GIVEN PROBLEM:
Restate the full listing word for word and leave the pictures out.

MATERIAL FOR THE TASK:
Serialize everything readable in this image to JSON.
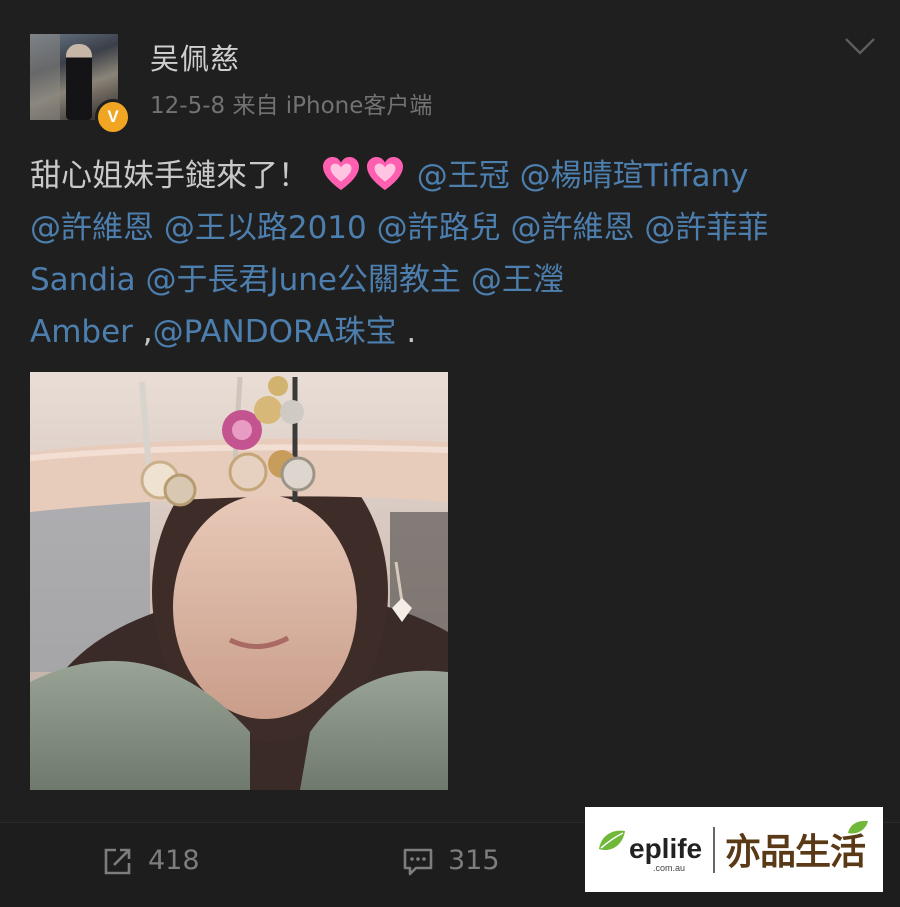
{
  "post": {
    "username": "吴佩慈",
    "verified_badge": "V",
    "meta": "12-5-8  来自 iPhone客户端",
    "icons": {
      "menu": "chevron-down-icon",
      "verified": "verified-badge-icon",
      "emoji": "growing-heart-emoji"
    },
    "content": {
      "line1_text": "甜心姐妹手鏈來了！",
      "line1_mentions": [
        "@王冠",
        "@楊晴瑄Tiffany"
      ],
      "line2_mentions": [
        "@許維恩",
        "@王以路2010",
        "@許路兒",
        "@許維恩",
        "@許菲菲"
      ],
      "line3_mentions": [
        "Sandia",
        "@于長君June公關教主",
        "@王瀅"
      ],
      "line4_mention_a": "Amber",
      "line4_sep": " ,",
      "line4_mention_b": "@PANDORA珠宝",
      "line4_end": " ."
    }
  },
  "actions": {
    "repost_count": "418",
    "comment_count": "315",
    "repost_icon": "share-icon",
    "comment_icon": "comment-icon"
  },
  "watermark": {
    "brand_latin": "eplife",
    "domain": ".com.au",
    "brand_cn": "亦品生活"
  },
  "colors": {
    "background": "#1f1f20",
    "mention": "#4d7fae",
    "text": "#c9c9c9",
    "muted": "#727272",
    "badge": "#f0a623",
    "heart": "#ff5fb0"
  }
}
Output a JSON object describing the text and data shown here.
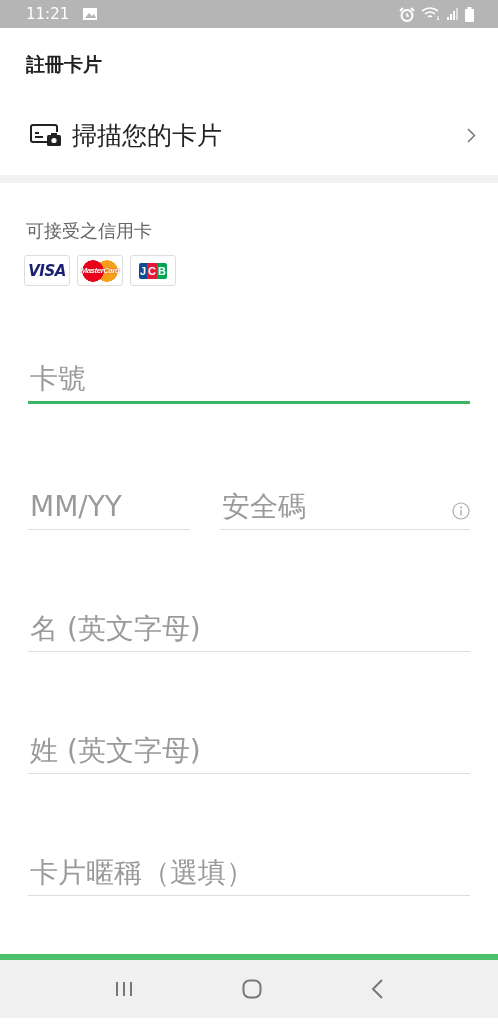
{
  "status_bar": {
    "time": "11:21"
  },
  "header": {
    "title": "註冊卡片"
  },
  "scan_row": {
    "label": "掃描您的卡片"
  },
  "accepted_cards": {
    "label": "可接受之信用卡",
    "cards": [
      {
        "kind": "visa",
        "label": "VISA"
      },
      {
        "kind": "mastercard",
        "label": "MasterCard"
      },
      {
        "kind": "jcb",
        "label": "JCB"
      }
    ]
  },
  "fields": [
    {
      "placeholder": "卡號",
      "focused": true,
      "kind": "text"
    },
    {
      "kind": "pair",
      "parts": [
        {
          "placeholder": "MM/YY",
          "focused": false,
          "info": false
        },
        {
          "placeholder": "安全碼",
          "focused": false,
          "info": true
        }
      ]
    },
    {
      "placeholder": "名 (英文字母)",
      "focused": false,
      "kind": "text"
    },
    {
      "placeholder": "姓 (英文字母)",
      "focused": false,
      "kind": "text"
    },
    {
      "placeholder": "卡片暱稱（選填）",
      "focused": false,
      "kind": "text"
    }
  ]
}
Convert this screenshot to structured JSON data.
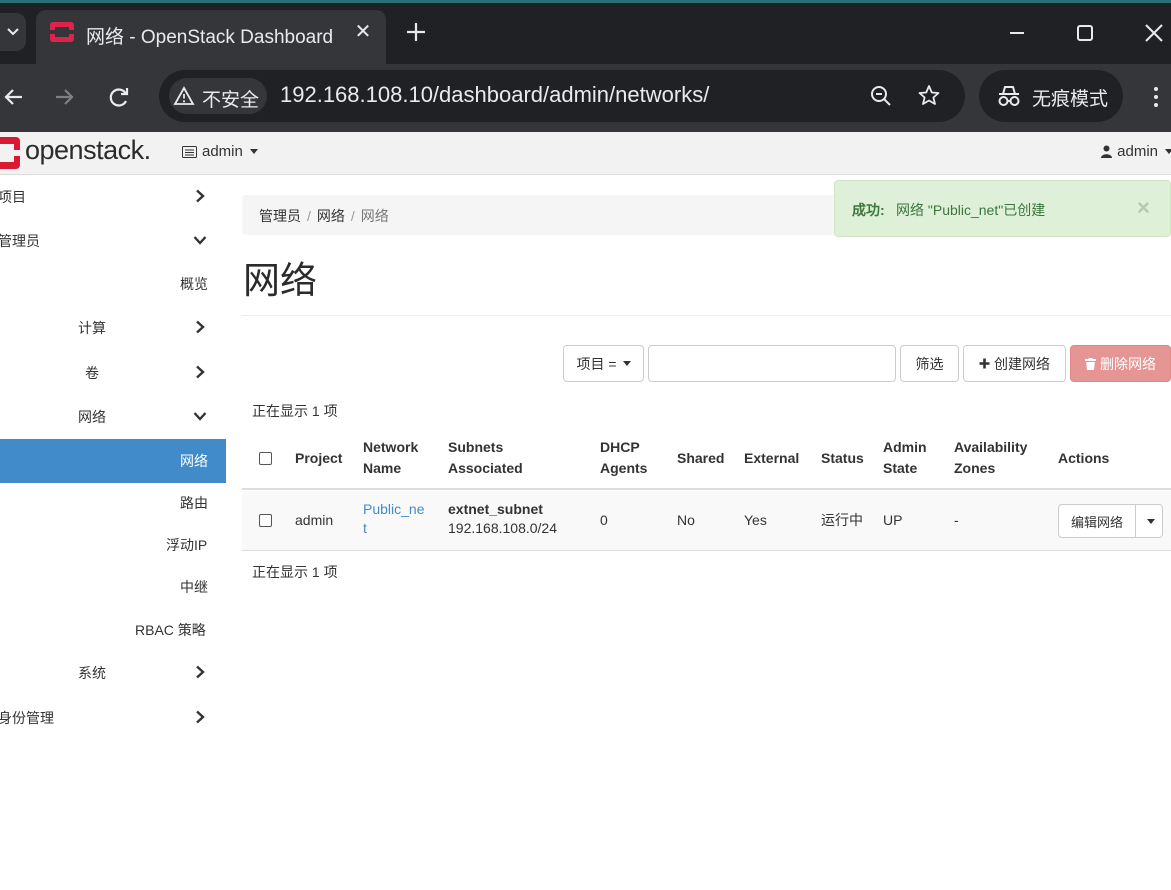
{
  "browser": {
    "tab_title": "网络 - OpenStack Dashboard",
    "insecure_label": "不安全",
    "url": "192.168.108.10/dashboard/admin/networks/",
    "incognito_label": "无痕模式"
  },
  "header": {
    "logo_text": "openstack.",
    "project_label": "admin",
    "user_label": "admin"
  },
  "sidebar": {
    "items": [
      {
        "label": "项目"
      },
      {
        "label": "管理员"
      },
      {
        "label": "概览"
      },
      {
        "label": "计算"
      },
      {
        "label": "卷"
      },
      {
        "label": "网络"
      },
      {
        "label": "网络"
      },
      {
        "label": "路由"
      },
      {
        "label": "浮动IP"
      },
      {
        "label": "中继"
      },
      {
        "label": "RBAC 策略"
      },
      {
        "label": "系统"
      },
      {
        "label": "身份管理"
      }
    ]
  },
  "breadcrumb": [
    "管理员",
    "网络",
    "网络"
  ],
  "page_title": "网络",
  "alert": {
    "title": "成功:",
    "message": "网络 \"Public_net\"已创建",
    "close": "×"
  },
  "filter": {
    "field_label": "项目 =",
    "button": "筛选"
  },
  "actions": {
    "create": "创建网络",
    "delete": "删除网络"
  },
  "count_text": "正在显示 1 项",
  "table": {
    "headers": {
      "project": "Project",
      "network_name_1": "Network",
      "network_name_2": "Name",
      "subnets_1": "Subnets",
      "subnets_2": "Associated",
      "dhcp_1": "DHCP",
      "dhcp_2": "Agents",
      "shared": "Shared",
      "external": "External",
      "status": "Status",
      "admin_1": "Admin",
      "admin_2": "State",
      "az_1": "Availability",
      "az_2": "Zones",
      "actions": "Actions"
    },
    "rows": [
      {
        "project": "admin",
        "name_1": "Public_ne",
        "name_2": "t",
        "subnet_name": "extnet_subnet",
        "subnet_cidr": "192.168.108.0/24",
        "dhcp_agents": "0",
        "shared": "No",
        "external": "Yes",
        "status": "运行中",
        "admin_state": "UP",
        "az": "-",
        "action": "编辑网络"
      }
    ]
  }
}
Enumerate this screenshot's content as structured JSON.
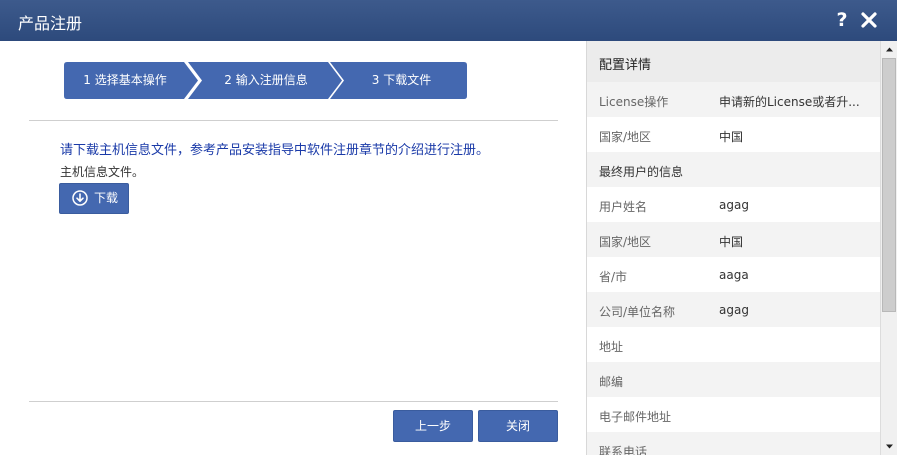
{
  "window": {
    "title": "产品注册",
    "help_label": "?"
  },
  "steps": [
    {
      "label": "1 选择基本操作"
    },
    {
      "label": "2 输入注册信息"
    },
    {
      "label": "3 下载文件"
    }
  ],
  "content": {
    "message": "请下载主机信息文件，参考产品安装指导中软件注册章节的介绍进行注册。",
    "subtext": "主机信息文件。",
    "download_label": "下载"
  },
  "footer": {
    "prev_label": "上一步",
    "close_label": "关闭"
  },
  "details": {
    "title": "配置详情",
    "rows": [
      {
        "key": "License操作",
        "value": "申请新的License或者升..."
      },
      {
        "key": "国家/地区",
        "value": "中国"
      },
      {
        "key": "最终用户的信息",
        "value": ""
      },
      {
        "key": "用户姓名",
        "value": "agag"
      },
      {
        "key": "国家/地区",
        "value": "中国"
      },
      {
        "key": "省/市",
        "value": "aaga"
      },
      {
        "key": "公司/单位名称",
        "value": "agag"
      },
      {
        "key": "地址",
        "value": ""
      },
      {
        "key": "邮编",
        "value": ""
      },
      {
        "key": "电子邮件地址",
        "value": ""
      },
      {
        "key": "联系电话",
        "value": ""
      }
    ]
  },
  "colors": {
    "titlebar": "#2d4a7c",
    "step_fill": "#4468b0",
    "link_text": "#1a3aa8",
    "button": "#4468b0"
  },
  "icons": [
    "close-icon",
    "help-icon",
    "download-circle-icon",
    "scroll-up-arrow-icon",
    "scroll-down-arrow-icon"
  ]
}
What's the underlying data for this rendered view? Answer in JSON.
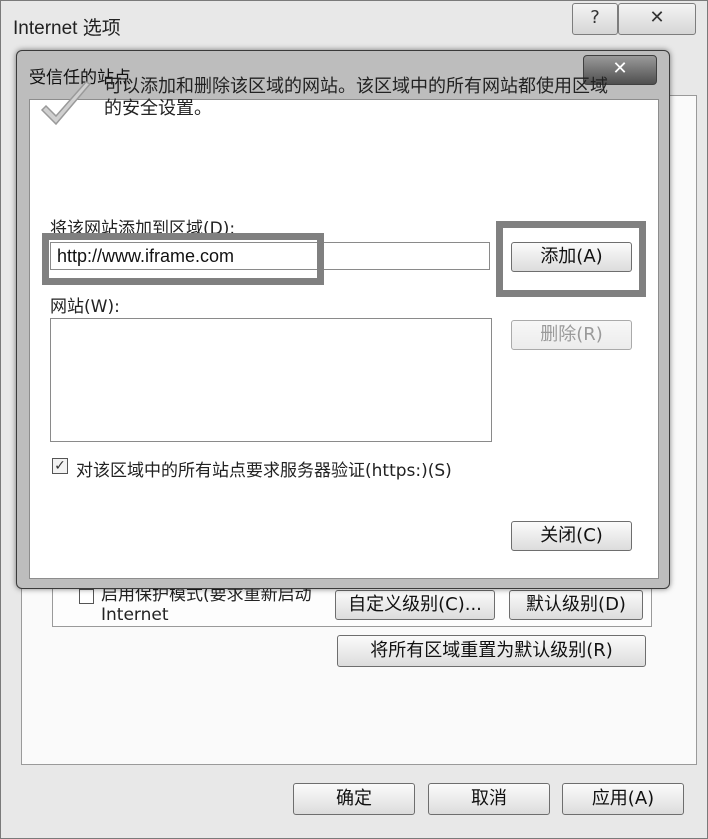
{
  "outer_window": {
    "title": "Internet 选项",
    "help_icon": "?",
    "close_icon": "✕",
    "protected_mode_label": "启用保护模式(要求重新启动 Internet",
    "custom_level_button": "自定义级别(C)...",
    "default_level_button": "默认级别(D)",
    "reset_all_button": "将所有区域重置为默认级别(R)",
    "ok_button": "确定",
    "cancel_button": "取消",
    "apply_button": "应用(A)"
  },
  "dialog": {
    "title": "受信任的站点",
    "close_icon": "✕",
    "description": "可以添加和删除该区域的网站。该区域中的所有网站都使用区域的安全设置。",
    "add_label": "将该网站添加到区域(D):",
    "url_value": "http://www.iframe.com",
    "add_button": "添加(A)",
    "websites_label": "网站(W):",
    "websites": [],
    "remove_button": "删除(R)",
    "https_checkbox_label": "对该区域中的所有站点要求服务器验证(https:)(S)",
    "https_checked": true,
    "close_button": "关闭(C)"
  }
}
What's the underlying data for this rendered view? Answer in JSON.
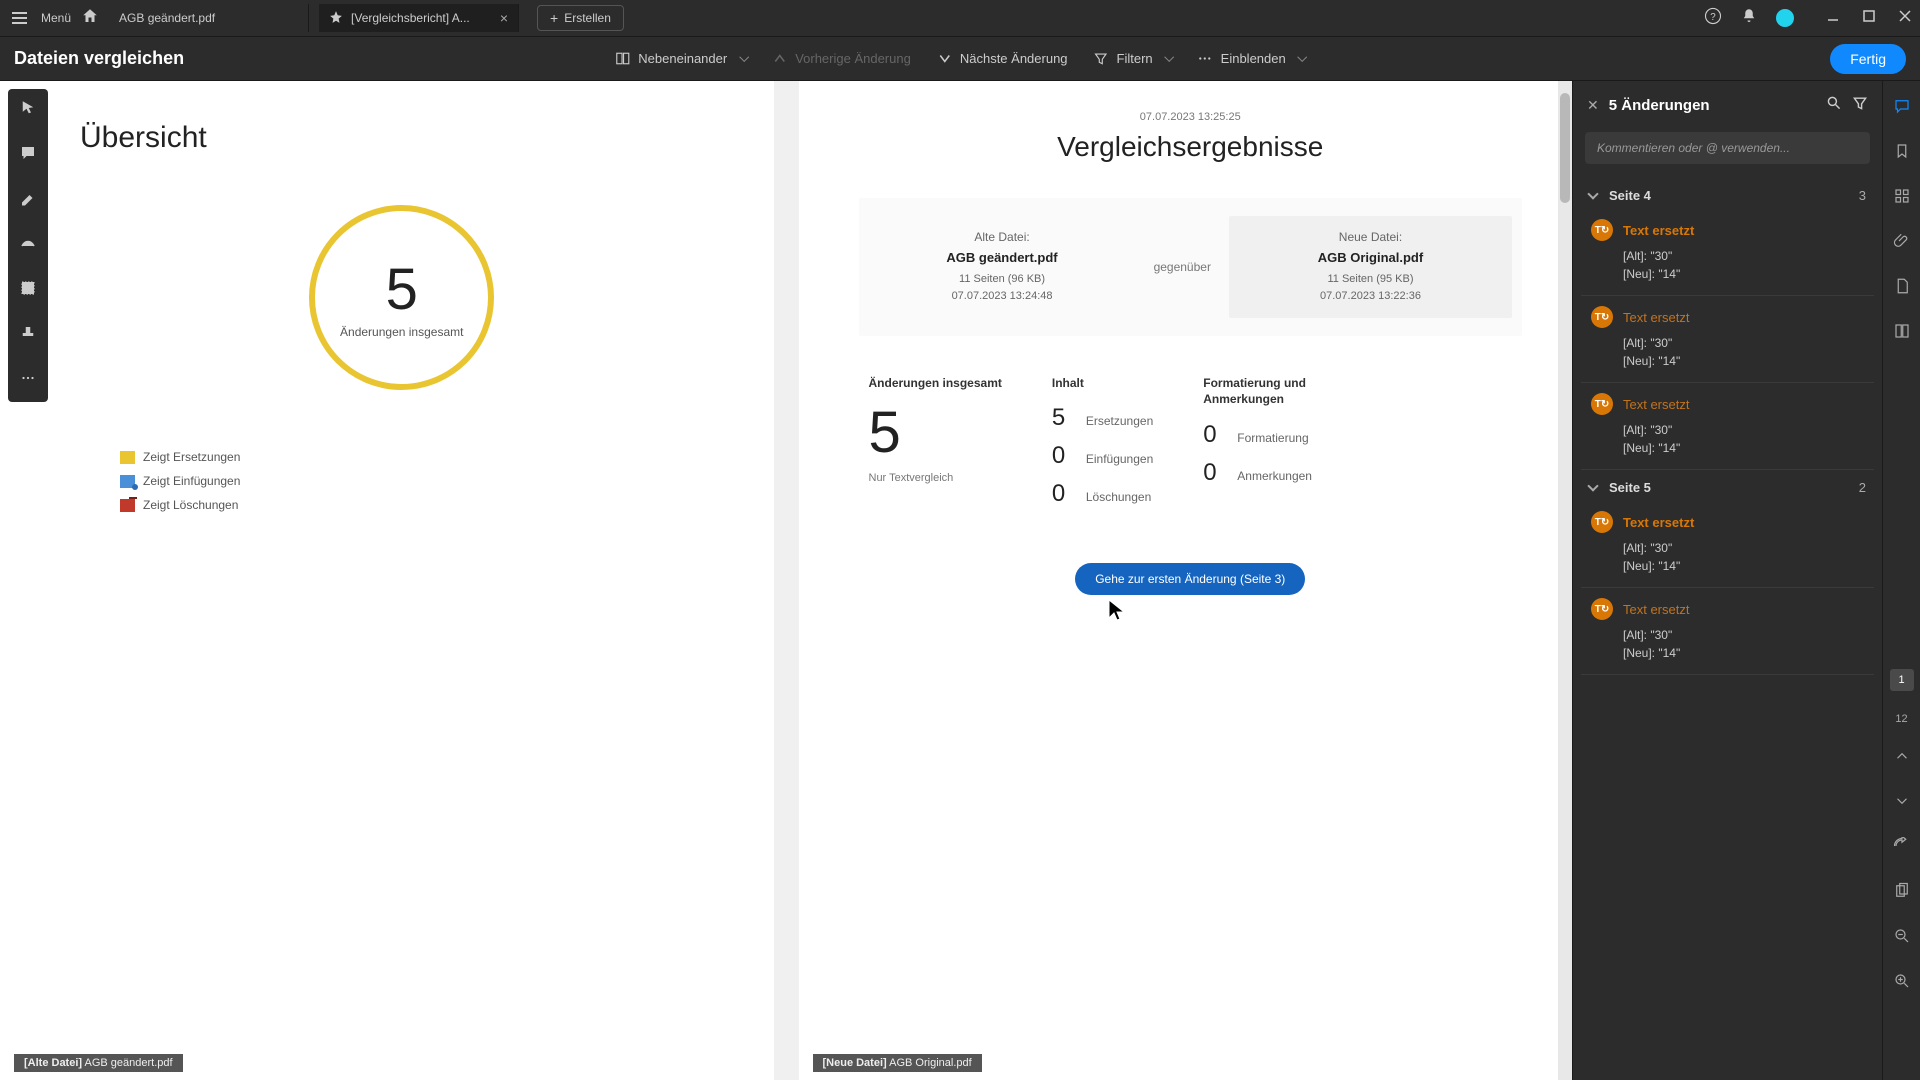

PROBLEM SOLUTION:
Serialize everything readable in this image to JSON.
{
  "post": {
    "username": "吴佩慈",
    "verified_badge": "V",
    "meta": "12-5-8  来自 iPhone客户端",
    "icons": {
      "menu": "chevron-down-icon",
      "verified": "verified-badge-icon",
      "emoji": "growing-heart-emoji"
    },
    "content": {
      "line1_text": "甜心姐妹手鏈來了！",
      "line1_mentions": [
        "@王冠",
        "@楊晴瑄Tiffany"
      ],
      "line2_mentions": [
        "@許維恩",
        "@王以路2010",
        "@許路兒",
        "@許維恩",
        "@許菲菲"
      ],
      "line3_mentions": [
        "Sandia",
        "@于長君June公關教主",
        "@王瀅"
      ],
      "line4_mention_a": "Amber",
      "line4_sep": " ,",
      "line4_mention_b": "@PANDORA珠宝",
      "line4_end": " ."
    }
  },
  "actions": {
    "repost_count": "418",
    "comment_count": "315",
    "repost_icon": "share-icon",
    "comment_icon": "comment-icon"
  },
  "watermark": {
    "brand_latin": "eplife",
    "domain": ".com.au",
    "brand_cn": "亦品生活"
  },
  "colors": {
    "background": "#1f1f20",
    "mention": "#4d7fae",
    "text": "#c9c9c9",
    "muted": "#727272",
    "badge": "#f0a623",
    "heart": "#ff5fb0"
  }
}
Output a JSON object describing the text and data shown here.
{
  "status_bar": {
    "time": "11:21"
  },
  "header": {
    "title": "註冊卡片"
  },
  "scan_row": {
    "label": "掃描您的卡片"
  },
  "accepted_cards": {
    "label": "可接受之信用卡",
    "cards": [
      {
        "kind": "visa",
        "label": "VISA"
      },
      {
        "kind": "mastercard",
        "label": "MasterCard"
      },
      {
        "kind": "jcb",
        "label": "JCB"
      }
    ]
  },
  "fields": [
    {
      "placeholder": "卡號",
      "focused": true,
      "kind": "text"
    },
    {
      "kind": "pair",
      "parts": [
        {
          "placeholder": "MM/YY",
          "focused": false,
          "info": false
        },
        {
          "placeholder": "安全碼",
          "focused": false,
          "info": true
        }
      ]
    },
    {
      "placeholder": "名 (英文字母)",
      "focused": false,
      "kind": "text"
    },
    {
      "placeholder": "姓 (英文字母)",
      "focused": false,
      "kind": "text"
    },
    {
      "placeholder": "卡片暱稱（選填）",
      "focused": false,
      "kind": "text"
    }
  ]
}
Convert this screenshot to structured JSON data.
{
  "browser": {
    "tab_title": "网络 - OpenStack Dashboard",
    "insecure_label": "不安全",
    "url": "192.168.108.10/dashboard/admin/networks/",
    "incognito_label": "无痕模式"
  },
  "header": {
    "logo_text": "openstack.",
    "project_label": "admin",
    "user_label": "admin"
  },
  "sidebar": {
    "items": [
      {
        "label": "项目"
      },
      {
        "label": "管理员"
      },
      {
        "label": "概览"
      },
      {
        "label": "计算"
      },
      {
        "label": "卷"
      },
      {
        "label": "网络"
      },
      {
        "label": "网络"
      },
      {
        "label": "路由"
      },
      {
        "label": "浮动IP"
      },
      {
        "label": "中继"
      },
      {
        "label": "RBAC 策略"
      },
      {
        "label": "系统"
      },
      {
        "label": "身份管理"
      }
    ]
  },
  "breadcrumb": [
    "管理员",
    "网络",
    "网络"
  ],
  "page_title": "网络",
  "alert": {
    "title": "成功:",
    "message": "网络 \"Public_net\"已创建",
    "close": "×"
  },
  "filter": {
    "field_label": "项目 =",
    "button": "筛选"
  },
  "actions": {
    "create": "创建网络",
    "delete": "删除网络"
  },
  "count_text": "正在显示 1 项",
  "table": {
    "headers": {
      "project": "Project",
      "network_name_1": "Network",
      "network_name_2": "Name",
      "subnets_1": "Subnets",
      "subnets_2": "Associated",
      "dhcp_1": "DHCP",
      "dhcp_2": "Agents",
      "shared": "Shared",
      "external": "External",
      "status": "Status",
      "admin_1": "Admin",
      "admin_2": "State",
      "az_1": "Availability",
      "az_2": "Zones",
      "actions": "Actions"
    },
    "rows": [
      {
        "project": "admin",
        "name_1": "Public_ne",
        "name_2": "t",
        "subnet_name": "extnet_subnet",
        "subnet_cidr": "192.168.108.0/24",
        "dhcp_agents": "0",
        "shared": "No",
        "external": "Yes",
        "status": "运行中",
        "admin_state": "UP",
        "az": "-",
        "action": "编辑网络"
      }
    ]
  }
}
Enumerate this screenshot's content as structured JSON.
{
  "window": {
    "title": "产品注册",
    "help_label": "?"
  },
  "steps": [
    {
      "label": "1 选择基本操作"
    },
    {
      "label": "2 输入注册信息"
    },
    {
      "label": "3 下载文件"
    }
  ],
  "content": {
    "message": "请下载主机信息文件，参考产品安装指导中软件注册章节的介绍进行注册。",
    "subtext": "主机信息文件。",
    "download_label": "下载"
  },
  "footer": {
    "prev_label": "上一步",
    "close_label": "关闭"
  },
  "details": {
    "title": "配置详情",
    "rows": [
      {
        "key": "License操作",
        "value": "申请新的License或者升..."
      },
      {
        "key": "国家/地区",
        "value": "中国"
      },
      {
        "key": "最终用户的信息",
        "value": ""
      },
      {
        "key": "用户姓名",
        "value": "agag"
      },
      {
        "key": "国家/地区",
        "value": "中国"
      },
      {
        "key": "省/市",
        "value": "aaga"
      },
      {
        "key": "公司/单位名称",
        "value": "agag"
      },
      {
        "key": "地址",
        "value": ""
      },
      {
        "key": "邮编",
        "value": ""
      },
      {
        "key": "电子邮件地址",
        "value": ""
      },
      {
        "key": "联系电话",
        "value": ""
      }
    ]
  },
  "colors": {
    "titlebar": "#2d4a7c",
    "step_fill": "#4468b0",
    "link_text": "#1a3aa8",
    "button": "#4468b0"
  },
  "icons": [
    "close-icon",
    "help-icon",
    "download-circle-icon",
    "scroll-up-arrow-icon",
    "scroll-down-arrow-icon"
  ]
}
What's the underlying data for this rendered view? Answer in JSON.
{
  "outer_window": {
    "title": "Internet 选项",
    "help_icon": "?",
    "close_icon": "✕",
    "protected_mode_label": "启用保护模式(要求重新启动 Internet",
    "custom_level_button": "自定义级别(C)...",
    "default_level_button": "默认级别(D)",
    "reset_all_button": "将所有区域重置为默认级别(R)",
    "ok_button": "确定",
    "cancel_button": "取消",
    "apply_button": "应用(A)"
  },
  "dialog": {
    "title": "受信任的站点",
    "close_icon": "✕",
    "description": "可以添加和删除该区域的网站。该区域中的所有网站都使用区域的安全设置。",
    "add_label": "将该网站添加到区域(D):",
    "url_value": "http://www.iframe.com",
    "add_button": "添加(A)",
    "websites_label": "网站(W):",
    "websites": [],
    "remove_button": "删除(R)",
    "https_checkbox_label": "对该区域中的所有站点要求服务器验证(https:)(S)",
    "https_checked": true,
    "close_button": "关闭(C)"
  }
}
What's the underlying data for this rendered view? Answer in JSON.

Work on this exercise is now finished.